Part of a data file
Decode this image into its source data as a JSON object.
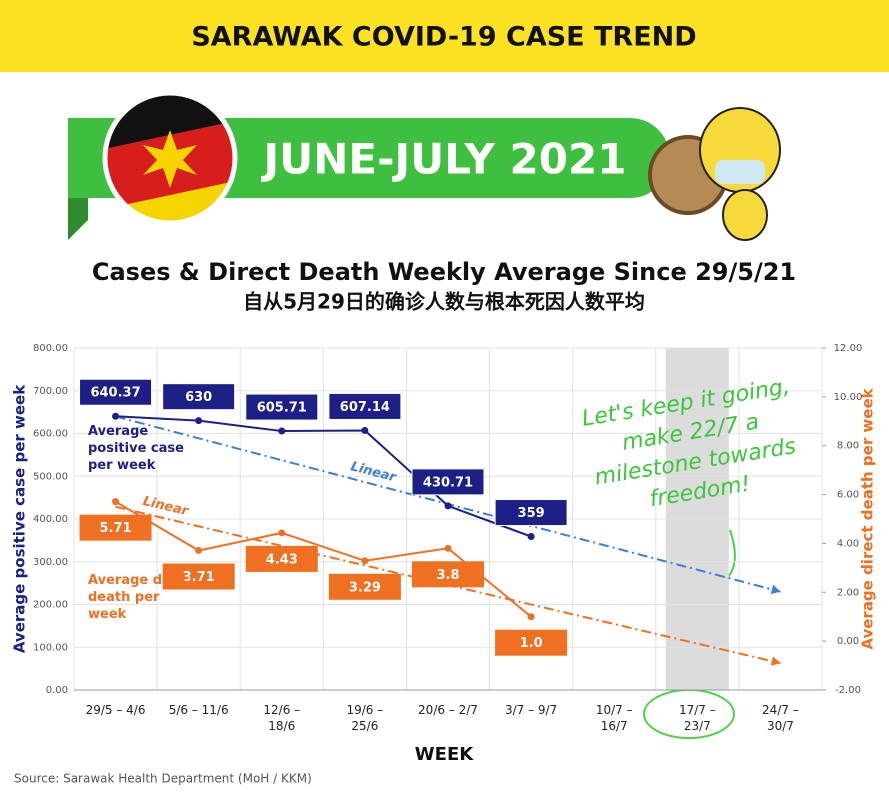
{
  "header": {
    "title": "SARAWAK COVID-19 CASE TREND",
    "banner": "JUNE-JULY 2021"
  },
  "chart_data": {
    "type": "line",
    "title": "Cases & Direct Death Weekly Average Since 29/5/21",
    "subtitle": "自从5月29日的确诊人数与根本死因人数平均",
    "xlabel": "WEEK",
    "ylabel": "Average positive case per week",
    "y2label": "Average direct death per week",
    "categories": [
      "29/5 – 4/6",
      "5/6 – 11/6",
      "12/6 – 18/6",
      "19/6 – 25/6",
      "20/6 – 2/7",
      "3/7 – 9/7",
      "10/7 – 16/7",
      "17/7 – 23/7",
      "24/7 – 30/7"
    ],
    "highlight": 7,
    "series": [
      {
        "name": "Average positive case per week",
        "color": "#1c1f86",
        "axis": "y",
        "values": [
          640.37,
          630,
          605.71,
          607.14,
          430.71,
          359,
          null,
          null,
          null
        ]
      },
      {
        "name": "Average direct death per week",
        "color": "#f07022",
        "axis": "y2",
        "values": [
          5.71,
          3.71,
          4.43,
          3.29,
          3.8,
          1.0,
          null,
          null,
          null
        ],
        "value_labels": [
          "5.71",
          "3.71",
          "4.43",
          "3.29",
          "3.8",
          "1.0",
          null,
          null,
          null
        ]
      }
    ],
    "trendlines": [
      {
        "label": "Linear",
        "color": "#3b7fd9",
        "axis": "y",
        "values": [
          640,
          230
        ]
      },
      {
        "label": "Linear",
        "color": "#f07022",
        "axis": "y2",
        "values": [
          5.5,
          -0.9
        ]
      }
    ],
    "ylim": [
      0,
      800
    ],
    "yticks": [
      {
        "value": 0,
        "label": "0.00"
      },
      {
        "value": 100,
        "label": "100.00"
      },
      {
        "value": 200,
        "label": "200.00"
      },
      {
        "value": 300,
        "label": "300.00"
      },
      {
        "value": 400,
        "label": "400.00"
      },
      {
        "value": 500,
        "label": "500.00"
      },
      {
        "value": 600,
        "label": "600.00"
      },
      {
        "value": 700,
        "label": "700.00"
      },
      {
        "value": 800,
        "label": "800.00"
      }
    ],
    "y2lim": [
      -2,
      12
    ],
    "y2ticks": [
      {
        "value": -2,
        "label": "-2.00"
      },
      {
        "value": 0,
        "label": "0.00"
      },
      {
        "value": 2,
        "label": "2.00"
      },
      {
        "value": 4,
        "label": "4.00"
      },
      {
        "value": 6,
        "label": "6.00"
      },
      {
        "value": 8,
        "label": "8.00"
      },
      {
        "value": 10,
        "label": "10.00"
      },
      {
        "value": 12,
        "label": "12.00"
      }
    ],
    "grid": true,
    "annotation": "Let's keep it going, make 22/7 a milestone towards freedom!",
    "source": "Source: Sarawak Health Department (MoH / KKM)"
  }
}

» **Problem to solve**: Leave the pictures out and print the records above exactly as they stand.

» **Correct answer**:
Decode this image into its source data as a JSON object.
{
  "header": {
    "title": "SARAWAK COVID-19 CASE TREND",
    "banner": "JUNE-JULY 2021"
  },
  "chart_data": {
    "type": "line",
    "title": "Cases & Direct Death Weekly Average Since 29/5/21",
    "subtitle": "自从5月29日的确诊人数与根本死因人数平均",
    "xlabel": "WEEK",
    "ylabel": "Average positive case per week",
    "y2label": "Average direct death per week",
    "categories": [
      "29/5 – 4/6",
      "5/6 – 11/6",
      "12/6 – 18/6",
      "19/6 – 25/6",
      "20/6 – 2/7",
      "3/7 – 9/7",
      "10/7 – 16/7",
      "17/7 – 23/7",
      "24/7 – 30/7"
    ],
    "highlight": 7,
    "series": [
      {
        "name": "Average positive case per week",
        "color": "#1c1f86",
        "axis": "y",
        "values": [
          640.37,
          630,
          605.71,
          607.14,
          430.71,
          359,
          null,
          null,
          null
        ]
      },
      {
        "name": "Average direct death per week",
        "color": "#f07022",
        "axis": "y2",
        "values": [
          5.71,
          3.71,
          4.43,
          3.29,
          3.8,
          1.0,
          null,
          null,
          null
        ],
        "value_labels": [
          "5.71",
          "3.71",
          "4.43",
          "3.29",
          "3.8",
          "1.0",
          null,
          null,
          null
        ]
      }
    ],
    "trendlines": [
      {
        "label": "Linear",
        "color": "#3b7fd9",
        "axis": "y",
        "values": [
          640,
          230
        ]
      },
      {
        "label": "Linear",
        "color": "#f07022",
        "axis": "y2",
        "values": [
          5.5,
          -0.9
        ]
      }
    ],
    "ylim": [
      0,
      800
    ],
    "yticks": [
      {
        "value": 0,
        "label": "0.00"
      },
      {
        "value": 100,
        "label": "100.00"
      },
      {
        "value": 200,
        "label": "200.00"
      },
      {
        "value": 300,
        "label": "300.00"
      },
      {
        "value": 400,
        "label": "400.00"
      },
      {
        "value": 500,
        "label": "500.00"
      },
      {
        "value": 600,
        "label": "600.00"
      },
      {
        "value": 700,
        "label": "700.00"
      },
      {
        "value": 800,
        "label": "800.00"
      }
    ],
    "y2lim": [
      -2,
      12
    ],
    "y2ticks": [
      {
        "value": -2,
        "label": "-2.00"
      },
      {
        "value": 0,
        "label": "0.00"
      },
      {
        "value": 2,
        "label": "2.00"
      },
      {
        "value": 4,
        "label": "4.00"
      },
      {
        "value": 6,
        "label": "6.00"
      },
      {
        "value": 8,
        "label": "8.00"
      },
      {
        "value": 10,
        "label": "10.00"
      },
      {
        "value": 12,
        "label": "12.00"
      }
    ],
    "grid": true,
    "annotation": "Let's keep it going, make 22/7 a milestone towards freedom!",
    "source": "Source: Sarawak Health Department (MoH / KKM)"
  }
}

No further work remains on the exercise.